:: Records for processing

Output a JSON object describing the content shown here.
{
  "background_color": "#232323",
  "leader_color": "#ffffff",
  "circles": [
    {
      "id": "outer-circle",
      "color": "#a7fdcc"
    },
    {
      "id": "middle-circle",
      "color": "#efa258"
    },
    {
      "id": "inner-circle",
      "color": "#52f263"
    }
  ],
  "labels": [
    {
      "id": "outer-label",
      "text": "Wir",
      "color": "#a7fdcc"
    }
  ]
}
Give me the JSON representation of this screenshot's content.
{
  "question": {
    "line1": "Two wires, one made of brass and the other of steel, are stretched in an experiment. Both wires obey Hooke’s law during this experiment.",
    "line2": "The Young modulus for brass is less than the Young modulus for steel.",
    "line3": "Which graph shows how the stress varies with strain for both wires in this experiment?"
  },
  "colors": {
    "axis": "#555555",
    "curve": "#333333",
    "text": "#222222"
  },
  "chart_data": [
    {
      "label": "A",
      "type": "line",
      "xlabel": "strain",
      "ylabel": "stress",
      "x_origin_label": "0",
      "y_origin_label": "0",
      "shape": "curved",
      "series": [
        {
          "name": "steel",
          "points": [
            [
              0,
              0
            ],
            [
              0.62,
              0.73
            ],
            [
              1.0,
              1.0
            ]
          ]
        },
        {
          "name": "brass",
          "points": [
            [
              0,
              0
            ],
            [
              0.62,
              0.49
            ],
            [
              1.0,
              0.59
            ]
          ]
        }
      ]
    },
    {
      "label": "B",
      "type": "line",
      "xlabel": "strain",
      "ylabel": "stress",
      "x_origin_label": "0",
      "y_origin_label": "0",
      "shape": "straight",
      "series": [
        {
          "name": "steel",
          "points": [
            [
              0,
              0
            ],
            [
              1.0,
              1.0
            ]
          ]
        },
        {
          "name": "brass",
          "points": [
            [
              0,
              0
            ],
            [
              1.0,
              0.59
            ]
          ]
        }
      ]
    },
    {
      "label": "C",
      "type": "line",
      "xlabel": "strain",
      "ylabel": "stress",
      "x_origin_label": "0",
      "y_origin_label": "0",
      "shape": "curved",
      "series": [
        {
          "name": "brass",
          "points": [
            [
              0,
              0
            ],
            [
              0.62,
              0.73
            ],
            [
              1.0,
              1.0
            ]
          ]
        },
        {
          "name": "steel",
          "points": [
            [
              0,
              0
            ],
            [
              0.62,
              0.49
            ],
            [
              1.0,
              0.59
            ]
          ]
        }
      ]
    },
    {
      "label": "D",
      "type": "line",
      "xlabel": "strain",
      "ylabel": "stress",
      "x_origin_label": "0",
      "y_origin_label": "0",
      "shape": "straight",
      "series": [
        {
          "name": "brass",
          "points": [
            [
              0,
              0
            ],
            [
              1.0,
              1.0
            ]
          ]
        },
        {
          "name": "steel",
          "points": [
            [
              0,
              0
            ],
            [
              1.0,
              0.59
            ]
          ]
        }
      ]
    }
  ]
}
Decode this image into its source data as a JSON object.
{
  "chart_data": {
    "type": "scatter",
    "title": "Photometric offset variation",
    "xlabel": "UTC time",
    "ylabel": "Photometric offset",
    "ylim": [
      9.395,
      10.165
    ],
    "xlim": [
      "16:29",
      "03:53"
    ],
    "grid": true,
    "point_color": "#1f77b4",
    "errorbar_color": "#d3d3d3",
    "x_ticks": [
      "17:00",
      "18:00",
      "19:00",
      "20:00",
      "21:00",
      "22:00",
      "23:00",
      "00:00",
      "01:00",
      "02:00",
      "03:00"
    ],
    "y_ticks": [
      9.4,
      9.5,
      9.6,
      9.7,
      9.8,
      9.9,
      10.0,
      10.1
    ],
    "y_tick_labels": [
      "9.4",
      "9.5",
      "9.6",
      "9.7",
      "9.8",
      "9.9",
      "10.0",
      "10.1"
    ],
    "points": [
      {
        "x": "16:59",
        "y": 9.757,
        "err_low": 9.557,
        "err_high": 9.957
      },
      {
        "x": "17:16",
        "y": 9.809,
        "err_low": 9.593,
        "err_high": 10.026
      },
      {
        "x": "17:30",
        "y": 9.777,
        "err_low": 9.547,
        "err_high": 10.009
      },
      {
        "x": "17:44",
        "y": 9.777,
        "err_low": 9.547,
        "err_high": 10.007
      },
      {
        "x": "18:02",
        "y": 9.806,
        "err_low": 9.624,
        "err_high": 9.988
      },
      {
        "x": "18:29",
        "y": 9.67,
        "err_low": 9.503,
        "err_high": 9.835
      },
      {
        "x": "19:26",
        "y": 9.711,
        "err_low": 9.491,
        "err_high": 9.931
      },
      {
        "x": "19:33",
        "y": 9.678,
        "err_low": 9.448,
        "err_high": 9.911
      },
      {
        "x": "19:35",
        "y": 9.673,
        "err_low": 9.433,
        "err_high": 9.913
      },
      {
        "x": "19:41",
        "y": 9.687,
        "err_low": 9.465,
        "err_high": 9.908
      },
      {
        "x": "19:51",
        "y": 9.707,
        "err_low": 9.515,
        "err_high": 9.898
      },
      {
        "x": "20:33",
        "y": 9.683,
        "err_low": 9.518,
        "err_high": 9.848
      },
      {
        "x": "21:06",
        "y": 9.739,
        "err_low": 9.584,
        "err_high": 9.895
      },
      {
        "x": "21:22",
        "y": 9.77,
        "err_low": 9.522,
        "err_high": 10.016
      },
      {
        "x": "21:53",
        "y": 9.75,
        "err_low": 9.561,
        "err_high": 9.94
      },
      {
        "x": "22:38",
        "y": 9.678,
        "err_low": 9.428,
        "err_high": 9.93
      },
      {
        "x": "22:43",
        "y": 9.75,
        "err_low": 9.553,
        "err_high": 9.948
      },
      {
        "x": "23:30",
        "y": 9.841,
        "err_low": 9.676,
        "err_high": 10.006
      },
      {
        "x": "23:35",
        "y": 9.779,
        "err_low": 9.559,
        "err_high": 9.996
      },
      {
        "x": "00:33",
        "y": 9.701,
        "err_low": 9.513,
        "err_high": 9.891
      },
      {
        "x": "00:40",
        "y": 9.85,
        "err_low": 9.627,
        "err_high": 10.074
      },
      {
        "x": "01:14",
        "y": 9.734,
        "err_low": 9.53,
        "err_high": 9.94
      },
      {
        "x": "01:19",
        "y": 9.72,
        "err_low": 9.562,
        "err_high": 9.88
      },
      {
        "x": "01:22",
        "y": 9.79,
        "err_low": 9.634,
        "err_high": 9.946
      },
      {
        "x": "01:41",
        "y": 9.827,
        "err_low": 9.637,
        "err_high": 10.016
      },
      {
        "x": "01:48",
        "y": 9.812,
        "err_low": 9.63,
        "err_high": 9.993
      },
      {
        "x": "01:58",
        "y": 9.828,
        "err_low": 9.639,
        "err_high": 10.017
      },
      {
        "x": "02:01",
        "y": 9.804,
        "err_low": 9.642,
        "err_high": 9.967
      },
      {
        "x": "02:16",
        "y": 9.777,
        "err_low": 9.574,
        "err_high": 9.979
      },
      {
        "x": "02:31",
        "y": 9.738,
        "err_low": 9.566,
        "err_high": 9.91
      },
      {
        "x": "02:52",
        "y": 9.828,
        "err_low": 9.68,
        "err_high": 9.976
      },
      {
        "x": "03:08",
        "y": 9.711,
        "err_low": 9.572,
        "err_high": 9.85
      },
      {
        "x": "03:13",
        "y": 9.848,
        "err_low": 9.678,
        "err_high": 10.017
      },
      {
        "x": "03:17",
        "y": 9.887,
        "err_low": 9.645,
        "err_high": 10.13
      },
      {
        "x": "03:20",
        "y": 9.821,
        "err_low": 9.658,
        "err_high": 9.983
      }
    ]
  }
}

::::

_Instructions for the task_.
Output the entries verbatim.

_Solution below_.
Output a JSON object describing the content shown here.
{
  "background_color": "#232323",
  "leader_color": "#ffffff",
  "circles": [
    {
      "id": "outer-circle",
      "color": "#a7fdcc"
    },
    {
      "id": "middle-circle",
      "color": "#efa258"
    },
    {
      "id": "inner-circle",
      "color": "#52f263"
    }
  ],
  "labels": [
    {
      "id": "outer-label",
      "text": "Wir",
      "color": "#a7fdcc"
    }
  ]
}
Give me the JSON representation of this screenshot's content.
{
  "question": {
    "line1": "Two wires, one made of brass and the other of steel, are stretched in an experiment. Both wires obey Hooke’s law during this experiment.",
    "line2": "The Young modulus for brass is less than the Young modulus for steel.",
    "line3": "Which graph shows how the stress varies with strain for both wires in this experiment?"
  },
  "colors": {
    "axis": "#555555",
    "curve": "#333333",
    "text": "#222222"
  },
  "chart_data": [
    {
      "label": "A",
      "type": "line",
      "xlabel": "strain",
      "ylabel": "stress",
      "x_origin_label": "0",
      "y_origin_label": "0",
      "shape": "curved",
      "series": [
        {
          "name": "steel",
          "points": [
            [
              0,
              0
            ],
            [
              0.62,
              0.73
            ],
            [
              1.0,
              1.0
            ]
          ]
        },
        {
          "name": "brass",
          "points": [
            [
              0,
              0
            ],
            [
              0.62,
              0.49
            ],
            [
              1.0,
              0.59
            ]
          ]
        }
      ]
    },
    {
      "label": "B",
      "type": "line",
      "xlabel": "strain",
      "ylabel": "stress",
      "x_origin_label": "0",
      "y_origin_label": "0",
      "shape": "straight",
      "series": [
        {
          "name": "steel",
          "points": [
            [
              0,
              0
            ],
            [
              1.0,
              1.0
            ]
          ]
        },
        {
          "name": "brass",
          "points": [
            [
              0,
              0
            ],
            [
              1.0,
              0.59
            ]
          ]
        }
      ]
    },
    {
      "label": "C",
      "type": "line",
      "xlabel": "strain",
      "ylabel": "stress",
      "x_origin_label": "0",
      "y_origin_label": "0",
      "shape": "curved",
      "series": [
        {
          "name": "brass",
          "points": [
            [
              0,
              0
            ],
            [
              0.62,
              0.73
            ],
            [
              1.0,
              1.0
            ]
          ]
        },
        {
          "name": "steel",
          "points": [
            [
              0,
              0
            ],
            [
              0.62,
              0.49
            ],
            [
              1.0,
              0.59
            ]
          ]
        }
      ]
    },
    {
      "label": "D",
      "type": "line",
      "xlabel": "strain",
      "ylabel": "stress",
      "x_origin_label": "0",
      "y_origin_label": "0",
      "shape": "straight",
      "series": [
        {
          "name": "brass",
          "points": [
            [
              0,
              0
            ],
            [
              1.0,
              1.0
            ]
          ]
        },
        {
          "name": "steel",
          "points": [
            [
              0,
              0
            ],
            [
              1.0,
              0.59
            ]
          ]
        }
      ]
    }
  ]
}
Decode this image into its source data as a JSON object.
{
  "chart_data": {
    "type": "scatter",
    "title": "Photometric offset variation",
    "xlabel": "UTC time",
    "ylabel": "Photometric offset",
    "ylim": [
      9.395,
      10.165
    ],
    "xlim": [
      "16:29",
      "03:53"
    ],
    "grid": true,
    "point_color": "#1f77b4",
    "errorbar_color": "#d3d3d3",
    "x_ticks": [
      "17:00",
      "18:00",
      "19:00",
      "20:00",
      "21:00",
      "22:00",
      "23:00",
      "00:00",
      "01:00",
      "02:00",
      "03:00"
    ],
    "y_ticks": [
      9.4,
      9.5,
      9.6,
      9.7,
      9.8,
      9.9,
      10.0,
      10.1
    ],
    "y_tick_labels": [
      "9.4",
      "9.5",
      "9.6",
      "9.7",
      "9.8",
      "9.9",
      "10.0",
      "10.1"
    ],
    "points": [
      {
        "x": "16:59",
        "y": 9.757,
        "err_low": 9.557,
        "err_high": 9.957
      },
      {
        "x": "17:16",
        "y": 9.809,
        "err_low": 9.593,
        "err_high": 10.026
      },
      {
        "x": "17:30",
        "y": 9.777,
        "err_low": 9.547,
        "err_high": 10.009
      },
      {
        "x": "17:44",
        "y": 9.777,
        "err_low": 9.547,
        "err_high": 10.007
      },
      {
        "x": "18:02",
        "y": 9.806,
        "err_low": 9.624,
        "err_high": 9.988
      },
      {
        "x": "18:29",
        "y": 9.67,
        "err_low": 9.503,
        "err_high": 9.835
      },
      {
        "x": "19:26",
        "y": 9.711,
        "err_low": 9.491,
        "err_high": 9.931
      },
      {
        "x": "19:33",
        "y": 9.678,
        "err_low": 9.448,
        "err_high": 9.911
      },
      {
        "x": "19:35",
        "y": 9.673,
        "err_low": 9.433,
        "err_high": 9.913
      },
      {
        "x": "19:41",
        "y": 9.687,
        "err_low": 9.465,
        "err_high": 9.908
      },
      {
        "x": "19:51",
        "y": 9.707,
        "err_low": 9.515,
        "err_high": 9.898
      },
      {
        "x": "20:33",
        "y": 9.683,
        "err_low": 9.518,
        "err_high": 9.848
      },
      {
        "x": "21:06",
        "y": 9.739,
        "err_low": 9.584,
        "err_high": 9.895
      },
      {
        "x": "21:22",
        "y": 9.77,
        "err_low": 9.522,
        "err_high": 10.016
      },
      {
        "x": "21:53",
        "y": 9.75,
        "err_low": 9.561,
        "err_high": 9.94
      },
      {
        "x": "22:38",
        "y": 9.678,
        "err_low": 9.428,
        "err_high": 9.93
      },
      {
        "x": "22:43",
        "y": 9.75,
        "err_low": 9.553,
        "err_high": 9.948
      },
      {
        "x": "23:30",
        "y": 9.841,
        "err_low": 9.676,
        "err_high": 10.006
      },
      {
        "x": "23:35",
        "y": 9.779,
        "err_low": 9.559,
        "err_high": 9.996
      },
      {
        "x": "00:33",
        "y": 9.701,
        "err_low": 9.513,
        "err_high": 9.891
      },
      {
        "x": "00:40",
        "y": 9.85,
        "err_low": 9.627,
        "err_high": 10.074
      },
      {
        "x": "01:14",
        "y": 9.734,
        "err_low": 9.53,
        "err_high": 9.94
      },
      {
        "x": "01:19",
        "y": 9.72,
        "err_low": 9.562,
        "err_high": 9.88
      },
      {
        "x": "01:22",
        "y": 9.79,
        "err_low": 9.634,
        "err_high": 9.946
      },
      {
        "x": "01:41",
        "y": 9.827,
        "err_low": 9.637,
        "err_high": 10.016
      },
      {
        "x": "01:48",
        "y": 9.812,
        "err_low": 9.63,
        "err_high": 9.993
      },
      {
        "x": "01:58",
        "y": 9.828,
        "err_low": 9.639,
        "err_high": 10.017
      },
      {
        "x": "02:01",
        "y": 9.804,
        "err_low": 9.642,
        "err_high": 9.967
      },
      {
        "x": "02:16",
        "y": 9.777,
        "err_low": 9.574,
        "err_high": 9.979
      },
      {
        "x": "02:31",
        "y": 9.738,
        "err_low": 9.566,
        "err_high": 9.91
      },
      {
        "x": "02:52",
        "y": 9.828,
        "err_low": 9.68,
        "err_high": 9.976
      },
      {
        "x": "03:08",
        "y": 9.711,
        "err_low": 9.572,
        "err_high": 9.85
      },
      {
        "x": "03:13",
        "y": 9.848,
        "err_low": 9.678,
        "err_high": 10.017
      },
      {
        "x": "03:17",
        "y": 9.887,
        "err_low": 9.645,
        "err_high": 10.13
      },
      {
        "x": "03:20",
        "y": 9.821,
        "err_low": 9.658,
        "err_high": 9.983
      }
    ]
  }
}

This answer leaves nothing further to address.